REQUIREMENTS: Identify each line containing the word "prior" and copy it.

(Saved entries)
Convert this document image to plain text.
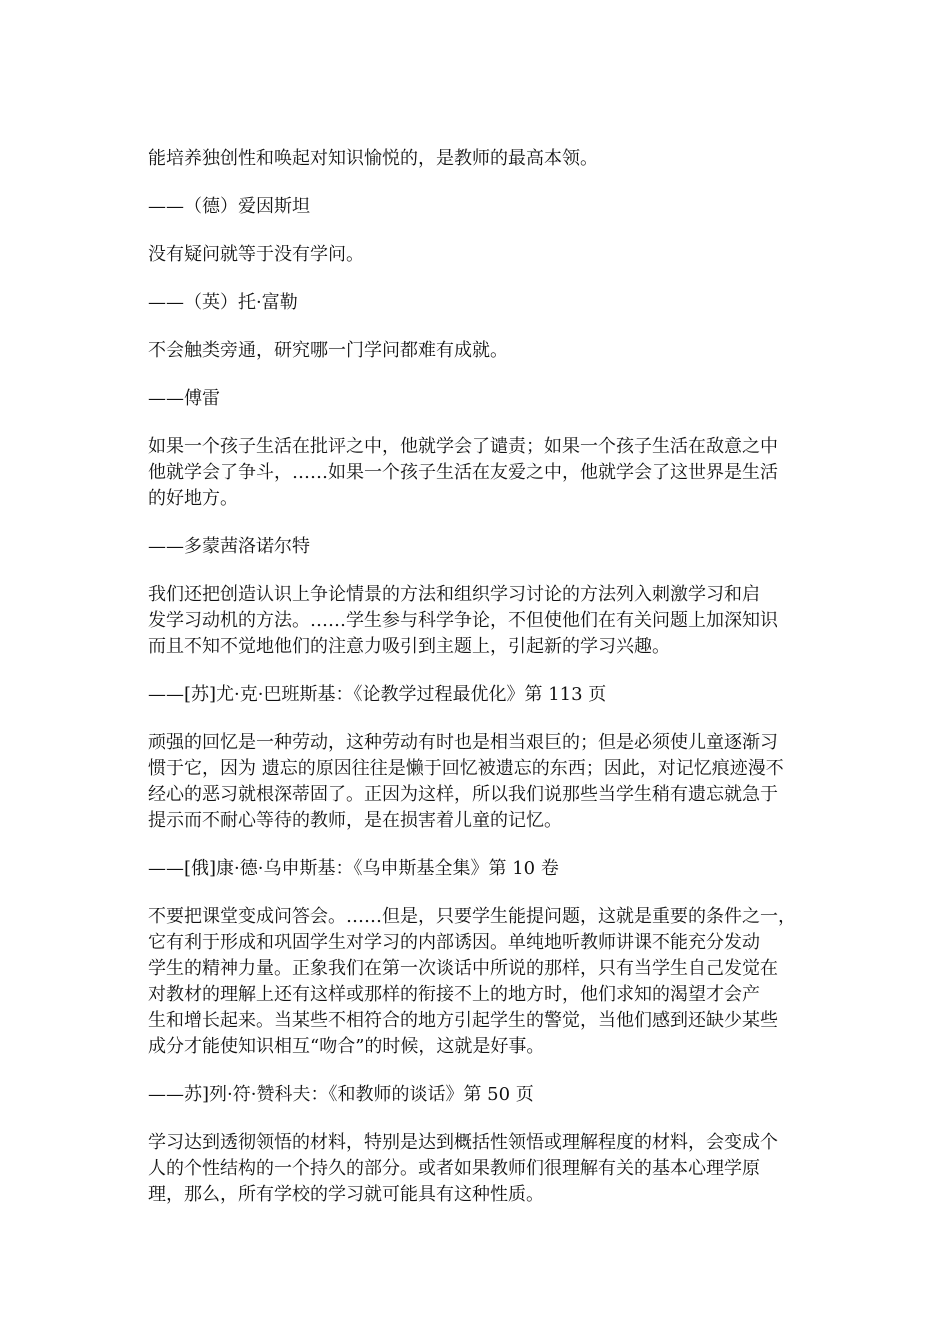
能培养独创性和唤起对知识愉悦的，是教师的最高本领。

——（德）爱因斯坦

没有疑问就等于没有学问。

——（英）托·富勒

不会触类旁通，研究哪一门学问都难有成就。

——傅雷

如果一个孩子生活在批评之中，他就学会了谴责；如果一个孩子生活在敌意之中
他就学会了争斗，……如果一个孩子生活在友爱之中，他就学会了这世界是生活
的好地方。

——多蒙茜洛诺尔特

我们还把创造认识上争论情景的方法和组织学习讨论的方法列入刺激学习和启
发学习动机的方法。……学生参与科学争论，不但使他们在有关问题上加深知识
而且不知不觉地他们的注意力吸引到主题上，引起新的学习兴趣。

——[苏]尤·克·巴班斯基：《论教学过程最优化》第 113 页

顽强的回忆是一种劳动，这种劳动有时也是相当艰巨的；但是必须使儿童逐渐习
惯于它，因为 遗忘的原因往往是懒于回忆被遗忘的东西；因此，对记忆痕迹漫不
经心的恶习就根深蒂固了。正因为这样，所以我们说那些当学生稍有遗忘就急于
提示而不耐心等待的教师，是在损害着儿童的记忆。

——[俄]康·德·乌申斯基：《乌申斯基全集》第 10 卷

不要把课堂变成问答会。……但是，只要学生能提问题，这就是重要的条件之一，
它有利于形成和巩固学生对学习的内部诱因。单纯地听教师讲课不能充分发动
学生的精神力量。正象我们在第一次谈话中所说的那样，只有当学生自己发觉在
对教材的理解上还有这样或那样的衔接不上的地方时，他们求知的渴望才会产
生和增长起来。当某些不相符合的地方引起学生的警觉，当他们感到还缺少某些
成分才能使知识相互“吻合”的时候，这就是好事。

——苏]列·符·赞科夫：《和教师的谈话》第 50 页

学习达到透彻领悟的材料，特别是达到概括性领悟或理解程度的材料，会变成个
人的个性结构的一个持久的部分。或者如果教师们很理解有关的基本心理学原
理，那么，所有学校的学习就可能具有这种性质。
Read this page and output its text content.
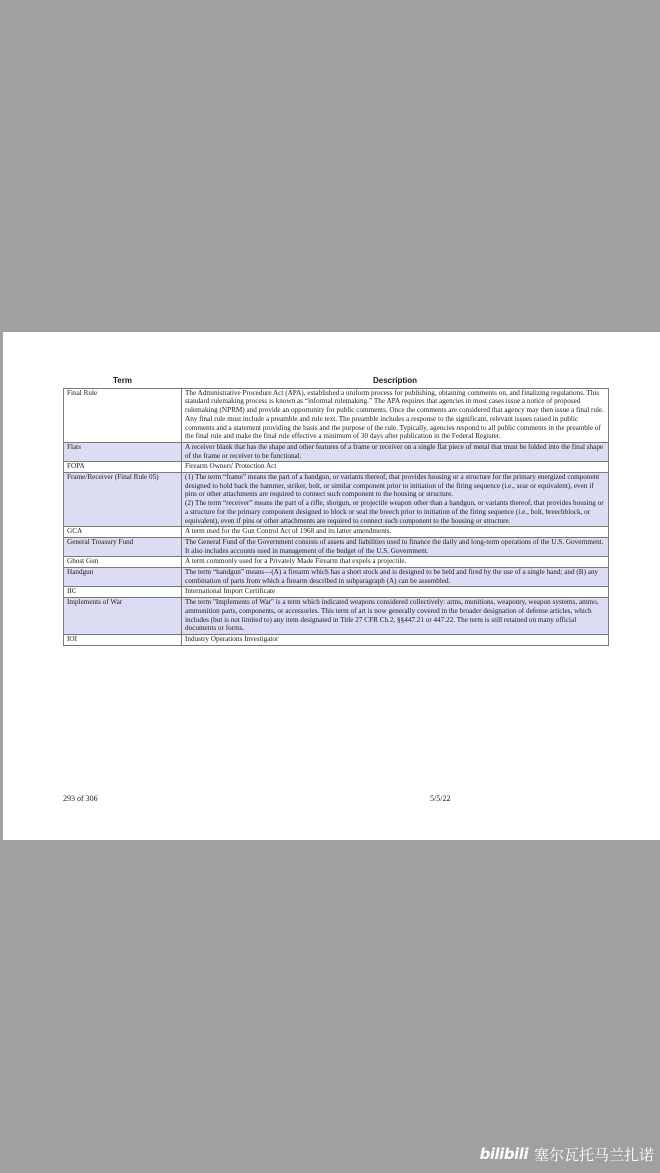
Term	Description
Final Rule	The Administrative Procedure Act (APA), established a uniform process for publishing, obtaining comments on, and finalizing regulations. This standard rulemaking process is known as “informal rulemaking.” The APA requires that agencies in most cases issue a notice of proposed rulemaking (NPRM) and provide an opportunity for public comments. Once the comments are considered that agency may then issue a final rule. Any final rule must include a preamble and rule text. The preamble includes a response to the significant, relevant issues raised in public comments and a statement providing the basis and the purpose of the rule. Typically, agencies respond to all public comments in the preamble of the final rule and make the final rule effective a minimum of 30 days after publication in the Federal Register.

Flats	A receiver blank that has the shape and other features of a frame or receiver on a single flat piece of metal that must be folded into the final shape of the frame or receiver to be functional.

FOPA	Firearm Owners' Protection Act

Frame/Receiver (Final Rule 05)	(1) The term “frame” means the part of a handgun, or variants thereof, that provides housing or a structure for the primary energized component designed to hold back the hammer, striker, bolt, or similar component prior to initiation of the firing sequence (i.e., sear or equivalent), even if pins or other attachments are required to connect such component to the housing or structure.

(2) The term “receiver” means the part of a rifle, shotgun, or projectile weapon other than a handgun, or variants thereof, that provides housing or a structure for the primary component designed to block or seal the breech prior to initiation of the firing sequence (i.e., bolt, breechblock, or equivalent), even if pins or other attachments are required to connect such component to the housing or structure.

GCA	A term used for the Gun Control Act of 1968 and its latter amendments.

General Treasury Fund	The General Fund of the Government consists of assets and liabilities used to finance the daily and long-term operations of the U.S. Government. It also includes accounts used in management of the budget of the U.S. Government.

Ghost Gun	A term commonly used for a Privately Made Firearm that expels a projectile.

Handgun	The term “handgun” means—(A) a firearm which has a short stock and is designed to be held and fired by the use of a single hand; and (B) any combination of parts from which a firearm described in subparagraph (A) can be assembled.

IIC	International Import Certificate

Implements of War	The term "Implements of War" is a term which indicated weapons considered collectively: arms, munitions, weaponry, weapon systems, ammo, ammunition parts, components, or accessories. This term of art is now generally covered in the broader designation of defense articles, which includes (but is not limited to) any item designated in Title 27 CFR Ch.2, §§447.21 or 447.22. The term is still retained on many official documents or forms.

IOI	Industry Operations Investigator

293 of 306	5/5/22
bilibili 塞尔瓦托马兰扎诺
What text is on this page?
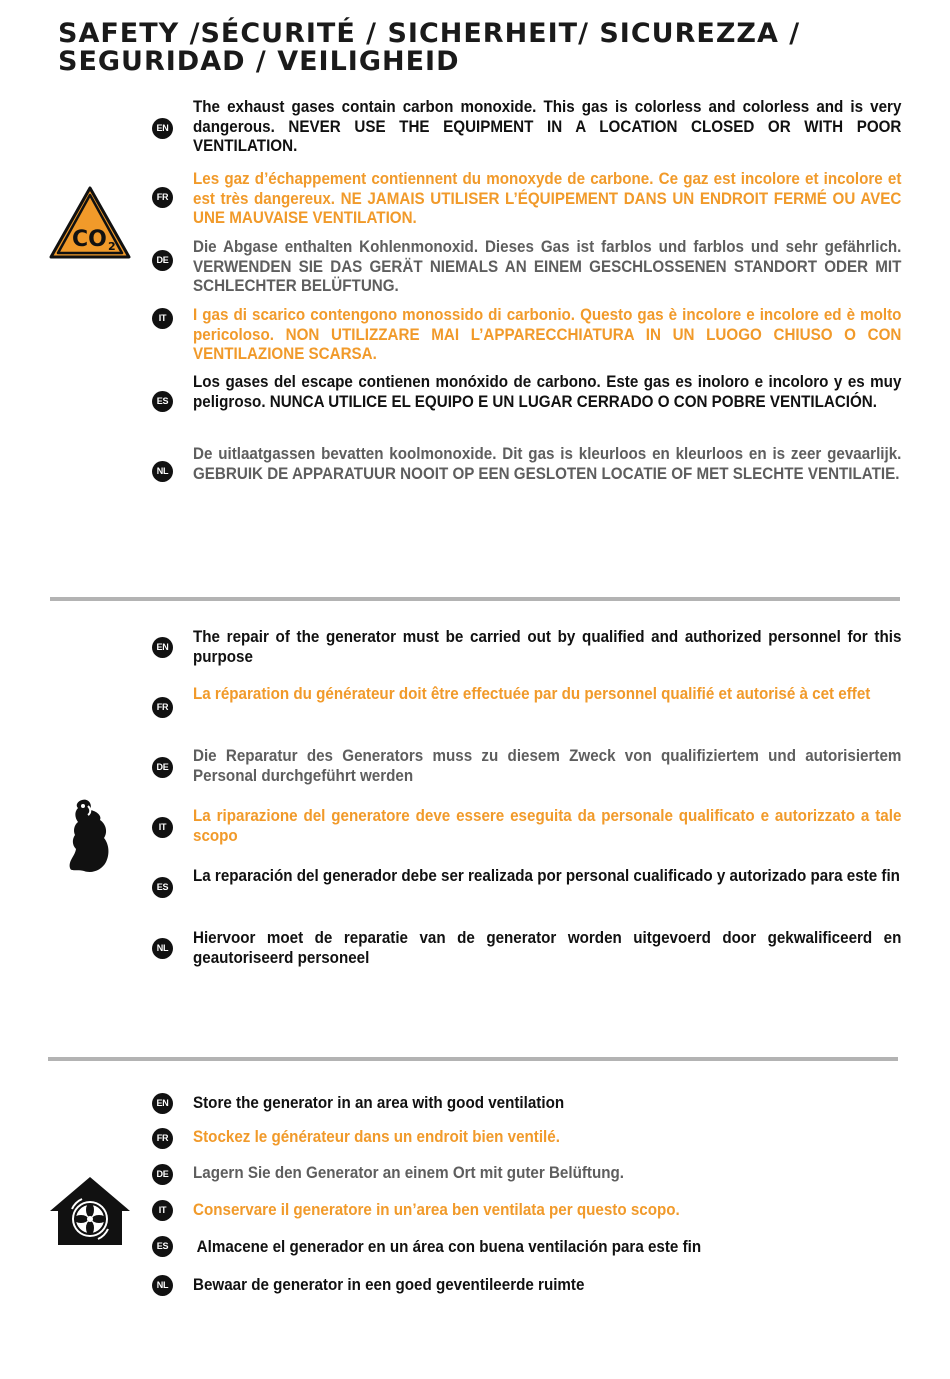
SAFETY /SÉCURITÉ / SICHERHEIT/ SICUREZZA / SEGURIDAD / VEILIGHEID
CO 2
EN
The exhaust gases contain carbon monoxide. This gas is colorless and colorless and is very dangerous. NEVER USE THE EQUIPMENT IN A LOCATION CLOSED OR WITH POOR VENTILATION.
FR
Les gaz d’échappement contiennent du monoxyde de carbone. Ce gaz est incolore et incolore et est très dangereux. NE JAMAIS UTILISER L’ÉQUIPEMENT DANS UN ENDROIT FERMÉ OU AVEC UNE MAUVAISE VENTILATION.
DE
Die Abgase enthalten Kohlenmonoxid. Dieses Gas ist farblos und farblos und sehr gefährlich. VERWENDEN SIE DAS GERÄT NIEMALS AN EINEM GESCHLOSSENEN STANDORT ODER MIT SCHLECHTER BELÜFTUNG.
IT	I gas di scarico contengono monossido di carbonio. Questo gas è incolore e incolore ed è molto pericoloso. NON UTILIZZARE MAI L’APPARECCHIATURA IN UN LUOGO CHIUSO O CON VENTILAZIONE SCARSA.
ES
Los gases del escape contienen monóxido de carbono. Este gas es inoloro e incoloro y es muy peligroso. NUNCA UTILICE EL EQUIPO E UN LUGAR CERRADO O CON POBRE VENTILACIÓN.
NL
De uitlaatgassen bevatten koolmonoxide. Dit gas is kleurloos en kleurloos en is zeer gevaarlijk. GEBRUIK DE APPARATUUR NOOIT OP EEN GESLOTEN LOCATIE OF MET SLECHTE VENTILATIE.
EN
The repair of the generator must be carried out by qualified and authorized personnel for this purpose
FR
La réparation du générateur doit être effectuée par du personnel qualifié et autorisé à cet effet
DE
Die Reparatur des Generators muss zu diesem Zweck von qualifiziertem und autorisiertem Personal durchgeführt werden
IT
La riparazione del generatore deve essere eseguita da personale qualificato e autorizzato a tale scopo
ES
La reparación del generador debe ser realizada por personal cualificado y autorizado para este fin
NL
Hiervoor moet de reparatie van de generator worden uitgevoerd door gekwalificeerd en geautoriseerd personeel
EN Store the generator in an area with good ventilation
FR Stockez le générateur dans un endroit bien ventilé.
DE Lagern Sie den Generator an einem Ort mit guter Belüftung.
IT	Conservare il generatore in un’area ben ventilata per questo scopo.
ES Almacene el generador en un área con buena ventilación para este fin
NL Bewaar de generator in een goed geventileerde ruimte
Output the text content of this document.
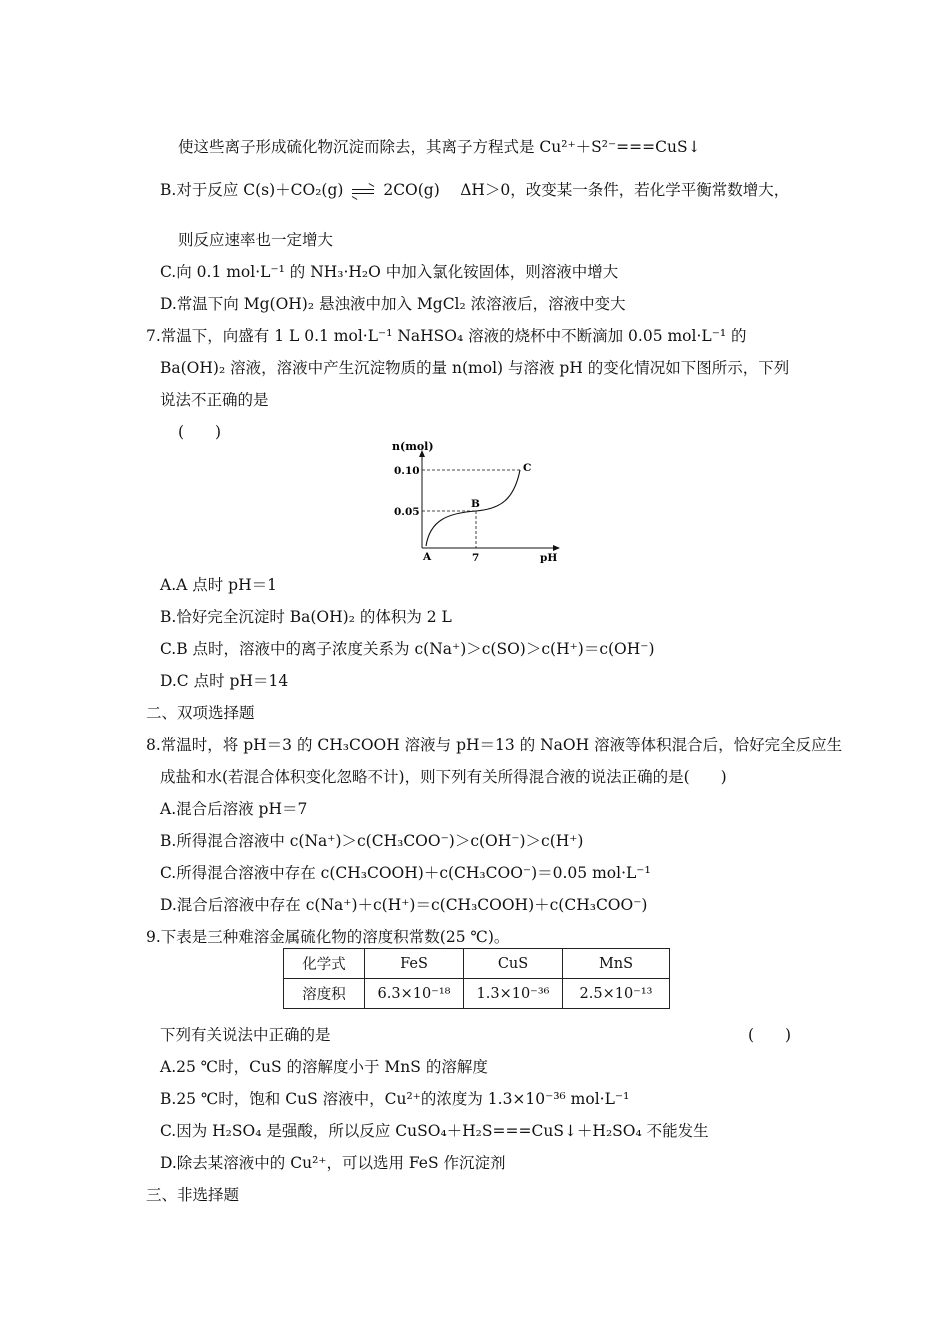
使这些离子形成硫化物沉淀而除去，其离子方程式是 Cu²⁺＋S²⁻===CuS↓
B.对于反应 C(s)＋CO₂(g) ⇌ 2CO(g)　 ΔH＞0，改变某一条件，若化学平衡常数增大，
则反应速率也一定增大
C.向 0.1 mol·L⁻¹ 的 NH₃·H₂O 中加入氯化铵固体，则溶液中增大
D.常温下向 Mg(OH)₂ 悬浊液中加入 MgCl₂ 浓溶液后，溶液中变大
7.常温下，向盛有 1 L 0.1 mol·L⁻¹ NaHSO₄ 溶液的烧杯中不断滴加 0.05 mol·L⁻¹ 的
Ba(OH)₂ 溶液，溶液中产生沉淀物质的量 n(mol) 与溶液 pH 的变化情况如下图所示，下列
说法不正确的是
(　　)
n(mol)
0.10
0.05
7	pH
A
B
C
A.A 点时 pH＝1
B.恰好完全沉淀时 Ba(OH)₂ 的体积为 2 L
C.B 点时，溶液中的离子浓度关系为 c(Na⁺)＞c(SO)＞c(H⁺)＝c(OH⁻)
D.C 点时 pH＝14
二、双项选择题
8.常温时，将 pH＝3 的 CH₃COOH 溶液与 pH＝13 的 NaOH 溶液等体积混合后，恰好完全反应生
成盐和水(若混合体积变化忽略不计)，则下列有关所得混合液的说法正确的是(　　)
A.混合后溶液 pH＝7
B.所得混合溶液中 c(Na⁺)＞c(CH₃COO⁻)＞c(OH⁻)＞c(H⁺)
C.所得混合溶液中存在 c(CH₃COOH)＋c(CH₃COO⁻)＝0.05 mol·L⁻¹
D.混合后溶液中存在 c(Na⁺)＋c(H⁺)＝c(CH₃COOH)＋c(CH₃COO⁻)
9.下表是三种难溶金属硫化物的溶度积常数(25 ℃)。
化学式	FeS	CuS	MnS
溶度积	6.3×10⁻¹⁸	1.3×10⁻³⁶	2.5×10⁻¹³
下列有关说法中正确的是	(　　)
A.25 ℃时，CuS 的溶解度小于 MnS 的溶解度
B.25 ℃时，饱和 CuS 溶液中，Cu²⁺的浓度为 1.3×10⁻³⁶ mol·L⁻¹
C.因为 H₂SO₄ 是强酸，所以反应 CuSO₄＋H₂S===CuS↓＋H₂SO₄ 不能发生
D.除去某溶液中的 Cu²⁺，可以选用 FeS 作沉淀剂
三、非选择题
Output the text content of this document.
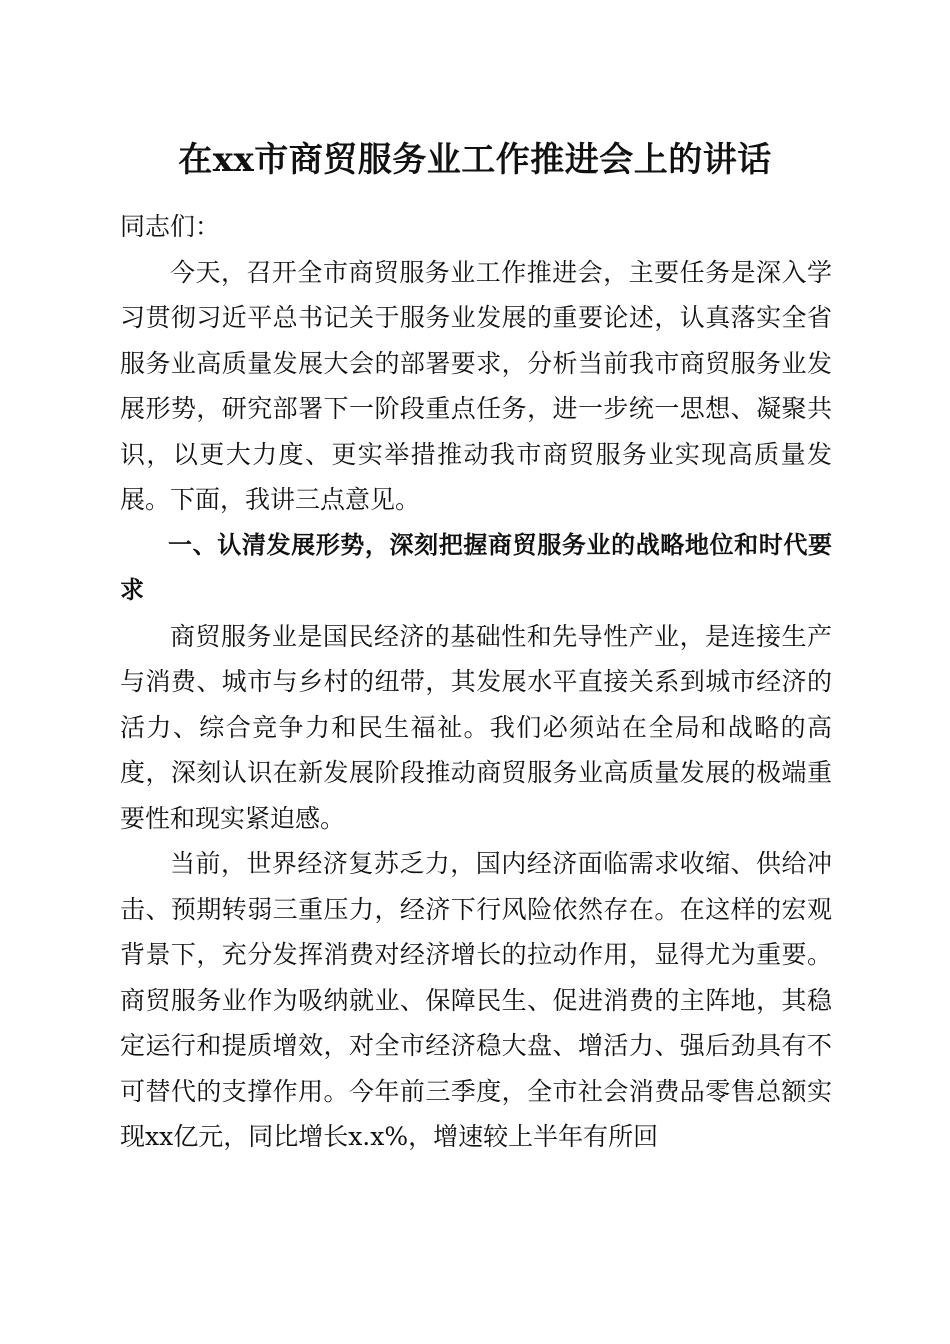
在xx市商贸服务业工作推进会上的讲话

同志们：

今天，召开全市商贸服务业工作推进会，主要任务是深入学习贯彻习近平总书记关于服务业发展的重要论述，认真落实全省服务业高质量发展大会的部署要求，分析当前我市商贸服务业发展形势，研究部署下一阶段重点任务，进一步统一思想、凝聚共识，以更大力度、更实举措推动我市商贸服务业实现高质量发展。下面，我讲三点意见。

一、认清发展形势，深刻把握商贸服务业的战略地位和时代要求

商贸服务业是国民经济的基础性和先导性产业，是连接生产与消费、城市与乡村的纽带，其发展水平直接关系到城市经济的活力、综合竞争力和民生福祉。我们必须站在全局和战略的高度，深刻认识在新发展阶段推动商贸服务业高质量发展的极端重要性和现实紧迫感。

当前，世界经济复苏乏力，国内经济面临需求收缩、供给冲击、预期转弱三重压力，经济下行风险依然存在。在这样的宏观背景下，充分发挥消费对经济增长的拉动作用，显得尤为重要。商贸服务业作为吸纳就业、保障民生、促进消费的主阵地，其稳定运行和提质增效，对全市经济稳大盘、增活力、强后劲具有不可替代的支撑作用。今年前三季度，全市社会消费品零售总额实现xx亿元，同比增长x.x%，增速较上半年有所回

THE REPLY:
Frame/Receiver (Final Rule 05)	(1) The term “frame” means the part of a handgun, or variants thereof, that provides housing or a structure for the primary energized component designed to hold back the hammer, striker, bolt, or similar component prior to initiation of the firing sequence (i.e., sear or equivalent), even if pins or other attachments are required to connect such component to the housing or structure.
(2) The term “receiver” means the part of a rifle, shotgun, or projectile weapon other than a handgun, or variants thereof, that provides housing or a structure for the primary component designed to block or seal the breech prior to initiation of the firing sequence (i.e., bolt, breechblock, or equivalent), even if pins or other attachments are required to connect such component to the housing or structure.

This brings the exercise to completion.